■ WRITTEN TASK: All of the lines below are to be printed again exactly; images are excluded from the output.

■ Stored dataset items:
Start

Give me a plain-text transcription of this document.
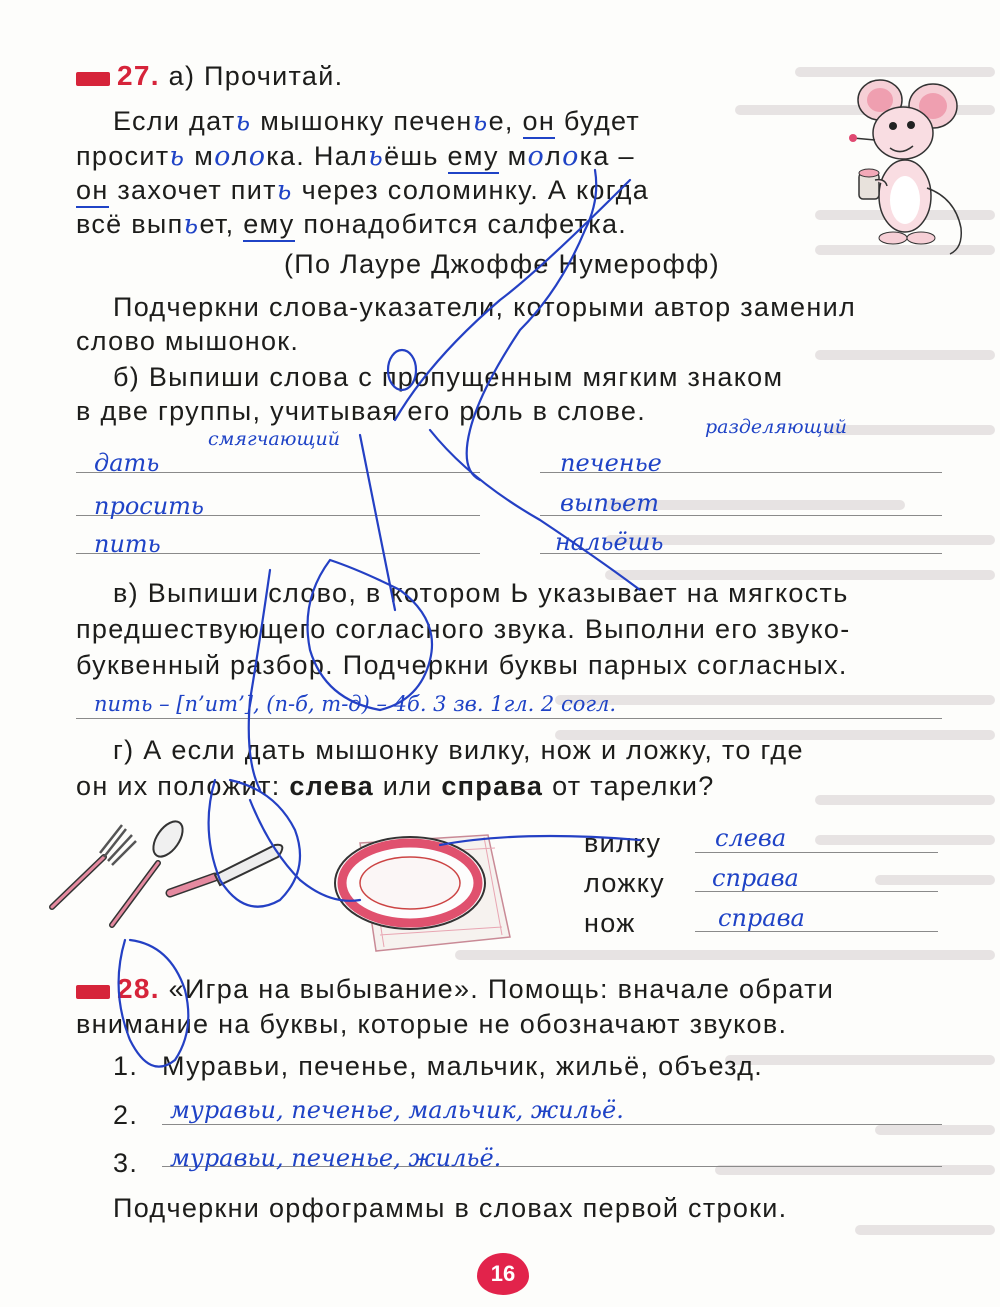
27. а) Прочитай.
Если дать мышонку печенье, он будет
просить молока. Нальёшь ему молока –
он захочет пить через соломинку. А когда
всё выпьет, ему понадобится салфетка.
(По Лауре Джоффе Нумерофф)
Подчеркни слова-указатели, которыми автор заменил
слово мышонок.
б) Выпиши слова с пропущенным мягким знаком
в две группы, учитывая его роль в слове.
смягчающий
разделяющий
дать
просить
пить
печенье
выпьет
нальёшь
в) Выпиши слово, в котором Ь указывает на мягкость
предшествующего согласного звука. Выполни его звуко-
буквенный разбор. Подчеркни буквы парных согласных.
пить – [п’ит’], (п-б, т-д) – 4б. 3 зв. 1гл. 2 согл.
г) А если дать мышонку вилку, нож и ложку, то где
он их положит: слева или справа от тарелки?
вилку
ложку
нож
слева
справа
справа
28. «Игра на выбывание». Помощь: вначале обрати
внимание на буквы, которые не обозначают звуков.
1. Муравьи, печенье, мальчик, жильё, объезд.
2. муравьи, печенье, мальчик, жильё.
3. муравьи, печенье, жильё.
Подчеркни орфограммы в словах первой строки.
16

End

■ WRITTEN ANSWER:
Give me a plain-text transcription of this document.
27. а) Прочитай.
Если дать мышонку печенье, он будет
просить молока. Нальёшь ему молока –
он захочет пить через соломинку. А когда
всё выпьет, ему понадобится салфетка.
(По Лауре Джоффе Нумерофф)
Подчеркни слова-указатели, которыми автор заменил
слово мышонок.
б) Выпиши слова с пропущенным мягким знаком
в две группы, учитывая его роль в слове.
смягчающий
разделяющий
дать
просить
пить
печенье
выпьет
нальёшь
в) Выпиши слово, в котором Ь указывает на мягкость
предшествующего согласного звука. Выполни его звуко-
буквенный разбор. Подчеркни буквы парных согласных.
пить – [п’ит’], (п-б, т-д) – 4б. 3 зв. 1гл. 2 согл.
г) А если дать мышонку вилку, нож и ложку, то где
он их положит: слева или справа от тарелки?
вилку
ложку
нож
слева
справа
справа
28. «Игра на выбывание». Помощь: вначале обрати
внимание на буквы, которые не обозначают звуков.
1. Муравьи, печенье, мальчик, жильё, объезд.
2. муравьи, печенье, мальчик, жильё.
3. муравьи, печенье, жильё.
Подчеркни орфограммы в словах первой строки.
16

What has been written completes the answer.